> Written task
Each entry must appear again exactly as it does in the source.

Items from a figure collection:

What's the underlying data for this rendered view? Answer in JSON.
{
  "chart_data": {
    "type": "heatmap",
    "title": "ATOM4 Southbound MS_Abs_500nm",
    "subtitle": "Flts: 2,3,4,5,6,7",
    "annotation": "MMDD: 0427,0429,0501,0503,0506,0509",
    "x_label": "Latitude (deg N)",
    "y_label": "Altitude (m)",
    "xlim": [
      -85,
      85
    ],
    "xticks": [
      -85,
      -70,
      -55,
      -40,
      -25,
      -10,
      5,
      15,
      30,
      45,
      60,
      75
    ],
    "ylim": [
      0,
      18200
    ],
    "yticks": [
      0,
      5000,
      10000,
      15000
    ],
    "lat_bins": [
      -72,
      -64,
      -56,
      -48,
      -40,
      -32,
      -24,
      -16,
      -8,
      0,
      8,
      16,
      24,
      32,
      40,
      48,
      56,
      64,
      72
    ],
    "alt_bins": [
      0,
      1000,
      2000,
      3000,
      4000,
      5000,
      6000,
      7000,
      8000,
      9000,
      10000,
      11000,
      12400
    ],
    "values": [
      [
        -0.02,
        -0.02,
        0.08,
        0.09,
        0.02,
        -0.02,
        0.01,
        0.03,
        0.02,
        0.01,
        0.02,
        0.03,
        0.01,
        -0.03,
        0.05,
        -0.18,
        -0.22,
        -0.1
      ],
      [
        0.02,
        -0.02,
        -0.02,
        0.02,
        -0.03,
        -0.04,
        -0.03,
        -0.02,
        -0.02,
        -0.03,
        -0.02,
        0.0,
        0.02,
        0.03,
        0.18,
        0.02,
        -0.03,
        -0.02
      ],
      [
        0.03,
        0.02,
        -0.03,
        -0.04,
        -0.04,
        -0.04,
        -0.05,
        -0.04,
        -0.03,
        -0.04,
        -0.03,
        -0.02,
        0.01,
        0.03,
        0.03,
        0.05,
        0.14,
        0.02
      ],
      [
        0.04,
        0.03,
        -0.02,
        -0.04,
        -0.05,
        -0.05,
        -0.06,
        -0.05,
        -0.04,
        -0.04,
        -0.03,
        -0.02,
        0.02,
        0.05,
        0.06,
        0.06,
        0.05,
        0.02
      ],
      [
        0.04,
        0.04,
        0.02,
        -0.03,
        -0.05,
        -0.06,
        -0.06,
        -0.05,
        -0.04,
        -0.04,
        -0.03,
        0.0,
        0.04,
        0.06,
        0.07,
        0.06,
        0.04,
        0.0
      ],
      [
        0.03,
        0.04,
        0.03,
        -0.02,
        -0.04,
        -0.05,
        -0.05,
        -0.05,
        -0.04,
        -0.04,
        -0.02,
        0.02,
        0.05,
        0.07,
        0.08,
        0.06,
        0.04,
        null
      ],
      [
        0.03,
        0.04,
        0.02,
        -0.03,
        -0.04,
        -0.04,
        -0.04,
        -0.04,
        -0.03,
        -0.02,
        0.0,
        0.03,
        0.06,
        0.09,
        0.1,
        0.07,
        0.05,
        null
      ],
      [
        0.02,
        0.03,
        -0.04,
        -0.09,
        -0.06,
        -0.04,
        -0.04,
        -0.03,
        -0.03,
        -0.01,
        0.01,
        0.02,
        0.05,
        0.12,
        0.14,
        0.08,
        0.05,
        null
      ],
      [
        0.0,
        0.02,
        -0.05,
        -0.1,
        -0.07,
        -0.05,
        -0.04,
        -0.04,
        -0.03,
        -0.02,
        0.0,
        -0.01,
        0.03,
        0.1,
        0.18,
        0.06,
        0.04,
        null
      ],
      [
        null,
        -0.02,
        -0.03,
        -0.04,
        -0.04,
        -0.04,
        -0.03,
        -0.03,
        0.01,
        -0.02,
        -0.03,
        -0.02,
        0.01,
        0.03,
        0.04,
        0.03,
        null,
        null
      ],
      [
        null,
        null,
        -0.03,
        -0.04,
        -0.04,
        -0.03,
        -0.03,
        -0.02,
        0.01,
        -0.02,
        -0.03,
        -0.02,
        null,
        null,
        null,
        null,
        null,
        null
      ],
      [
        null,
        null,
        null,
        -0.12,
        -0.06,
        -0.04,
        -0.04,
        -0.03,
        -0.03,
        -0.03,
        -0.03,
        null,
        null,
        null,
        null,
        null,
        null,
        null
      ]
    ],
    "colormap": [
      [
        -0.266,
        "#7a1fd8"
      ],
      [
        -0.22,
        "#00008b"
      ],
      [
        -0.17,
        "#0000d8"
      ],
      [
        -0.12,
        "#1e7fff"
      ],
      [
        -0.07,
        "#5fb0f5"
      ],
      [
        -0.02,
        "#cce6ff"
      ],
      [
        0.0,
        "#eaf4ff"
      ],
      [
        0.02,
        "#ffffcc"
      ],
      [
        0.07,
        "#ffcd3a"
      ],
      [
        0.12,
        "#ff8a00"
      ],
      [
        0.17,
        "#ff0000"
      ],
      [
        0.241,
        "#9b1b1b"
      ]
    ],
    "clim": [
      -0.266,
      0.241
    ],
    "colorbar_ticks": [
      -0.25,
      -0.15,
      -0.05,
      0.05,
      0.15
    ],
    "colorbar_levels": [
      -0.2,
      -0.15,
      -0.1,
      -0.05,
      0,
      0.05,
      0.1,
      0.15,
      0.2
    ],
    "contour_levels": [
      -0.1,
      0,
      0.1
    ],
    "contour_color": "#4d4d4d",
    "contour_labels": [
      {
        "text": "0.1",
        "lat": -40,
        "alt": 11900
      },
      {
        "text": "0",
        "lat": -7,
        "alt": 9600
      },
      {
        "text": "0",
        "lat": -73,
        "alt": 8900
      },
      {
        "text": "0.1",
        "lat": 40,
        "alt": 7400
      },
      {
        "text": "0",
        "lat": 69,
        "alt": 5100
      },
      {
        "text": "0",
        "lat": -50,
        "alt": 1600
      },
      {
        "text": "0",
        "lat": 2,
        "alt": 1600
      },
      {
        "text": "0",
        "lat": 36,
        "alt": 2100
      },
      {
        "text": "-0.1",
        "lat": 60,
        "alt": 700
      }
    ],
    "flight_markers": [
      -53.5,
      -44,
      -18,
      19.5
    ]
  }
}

> Task solution
What's the underlying data for this rendered view? Answer in JSON.
{
  "chart_data": {
    "type": "heatmap",
    "title": "ATOM4 Southbound MS_Abs_500nm",
    "subtitle": "Flts: 2,3,4,5,6,7",
    "annotation": "MMDD: 0427,0429,0501,0503,0506,0509",
    "x_label": "Latitude (deg N)",
    "y_label": "Altitude (m)",
    "xlim": [
      -85,
      85
    ],
    "xticks": [
      -85,
      -70,
      -55,
      -40,
      -25,
      -10,
      5,
      15,
      30,
      45,
      60,
      75
    ],
    "ylim": [
      0,
      18200
    ],
    "yticks": [
      0,
      5000,
      10000,
      15000
    ],
    "lat_bins": [
      -72,
      -64,
      -56,
      -48,
      -40,
      -32,
      -24,
      -16,
      -8,
      0,
      8,
      16,
      24,
      32,
      40,
      48,
      56,
      64,
      72
    ],
    "alt_bins": [
      0,
      1000,
      2000,
      3000,
      4000,
      5000,
      6000,
      7000,
      8000,
      9000,
      10000,
      11000,
      12400
    ],
    "values": [
      [
        -0.02,
        -0.02,
        0.08,
        0.09,
        0.02,
        -0.02,
        0.01,
        0.03,
        0.02,
        0.01,
        0.02,
        0.03,
        0.01,
        -0.03,
        0.05,
        -0.18,
        -0.22,
        -0.1
      ],
      [
        0.02,
        -0.02,
        -0.02,
        0.02,
        -0.03,
        -0.04,
        -0.03,
        -0.02,
        -0.02,
        -0.03,
        -0.02,
        0.0,
        0.02,
        0.03,
        0.18,
        0.02,
        -0.03,
        -0.02
      ],
      [
        0.03,
        0.02,
        -0.03,
        -0.04,
        -0.04,
        -0.04,
        -0.05,
        -0.04,
        -0.03,
        -0.04,
        -0.03,
        -0.02,
        0.01,
        0.03,
        0.03,
        0.05,
        0.14,
        0.02
      ],
      [
        0.04,
        0.03,
        -0.02,
        -0.04,
        -0.05,
        -0.05,
        -0.06,
        -0.05,
        -0.04,
        -0.04,
        -0.03,
        -0.02,
        0.02,
        0.05,
        0.06,
        0.06,
        0.05,
        0.02
      ],
      [
        0.04,
        0.04,
        0.02,
        -0.03,
        -0.05,
        -0.06,
        -0.06,
        -0.05,
        -0.04,
        -0.04,
        -0.03,
        0.0,
        0.04,
        0.06,
        0.07,
        0.06,
        0.04,
        0.0
      ],
      [
        0.03,
        0.04,
        0.03,
        -0.02,
        -0.04,
        -0.05,
        -0.05,
        -0.05,
        -0.04,
        -0.04,
        -0.02,
        0.02,
        0.05,
        0.07,
        0.08,
        0.06,
        0.04,
        null
      ],
      [
        0.03,
        0.04,
        0.02,
        -0.03,
        -0.04,
        -0.04,
        -0.04,
        -0.04,
        -0.03,
        -0.02,
        0.0,
        0.03,
        0.06,
        0.09,
        0.1,
        0.07,
        0.05,
        null
      ],
      [
        0.02,
        0.03,
        -0.04,
        -0.09,
        -0.06,
        -0.04,
        -0.04,
        -0.03,
        -0.03,
        -0.01,
        0.01,
        0.02,
        0.05,
        0.12,
        0.14,
        0.08,
        0.05,
        null
      ],
      [
        0.0,
        0.02,
        -0.05,
        -0.1,
        -0.07,
        -0.05,
        -0.04,
        -0.04,
        -0.03,
        -0.02,
        0.0,
        -0.01,
        0.03,
        0.1,
        0.18,
        0.06,
        0.04,
        null
      ],
      [
        null,
        -0.02,
        -0.03,
        -0.04,
        -0.04,
        -0.04,
        -0.03,
        -0.03,
        0.01,
        -0.02,
        -0.03,
        -0.02,
        0.01,
        0.03,
        0.04,
        0.03,
        null,
        null
      ],
      [
        null,
        null,
        -0.03,
        -0.04,
        -0.04,
        -0.03,
        -0.03,
        -0.02,
        0.01,
        -0.02,
        -0.03,
        -0.02,
        null,
        null,
        null,
        null,
        null,
        null
      ],
      [
        null,
        null,
        null,
        -0.12,
        -0.06,
        -0.04,
        -0.04,
        -0.03,
        -0.03,
        -0.03,
        -0.03,
        null,
        null,
        null,
        null,
        null,
        null,
        null
      ]
    ],
    "colormap": [
      [
        -0.266,
        "#7a1fd8"
      ],
      [
        -0.22,
        "#00008b"
      ],
      [
        -0.17,
        "#0000d8"
      ],
      [
        -0.12,
        "#1e7fff"
      ],
      [
        -0.07,
        "#5fb0f5"
      ],
      [
        -0.02,
        "#cce6ff"
      ],
      [
        0.0,
        "#eaf4ff"
      ],
      [
        0.02,
        "#ffffcc"
      ],
      [
        0.07,
        "#ffcd3a"
      ],
      [
        0.12,
        "#ff8a00"
      ],
      [
        0.17,
        "#ff0000"
      ],
      [
        0.241,
        "#9b1b1b"
      ]
    ],
    "clim": [
      -0.266,
      0.241
    ],
    "colorbar_ticks": [
      -0.25,
      -0.15,
      -0.05,
      0.05,
      0.15
    ],
    "colorbar_levels": [
      -0.2,
      -0.15,
      -0.1,
      -0.05,
      0,
      0.05,
      0.1,
      0.15,
      0.2
    ],
    "contour_levels": [
      -0.1,
      0,
      0.1
    ],
    "contour_color": "#4d4d4d",
    "contour_labels": [
      {
        "text": "0.1",
        "lat": -40,
        "alt": 11900
      },
      {
        "text": "0",
        "lat": -7,
        "alt": 9600
      },
      {
        "text": "0",
        "lat": -73,
        "alt": 8900
      },
      {
        "text": "0.1",
        "lat": 40,
        "alt": 7400
      },
      {
        "text": "0",
        "lat": 69,
        "alt": 5100
      },
      {
        "text": "0",
        "lat": -50,
        "alt": 1600
      },
      {
        "text": "0",
        "lat": 2,
        "alt": 1600
      },
      {
        "text": "0",
        "lat": 36,
        "alt": 2100
      },
      {
        "text": "-0.1",
        "lat": 60,
        "alt": 700
      }
    ],
    "flight_markers": [
      -53.5,
      -44,
      -18,
      19.5
    ]
  }
}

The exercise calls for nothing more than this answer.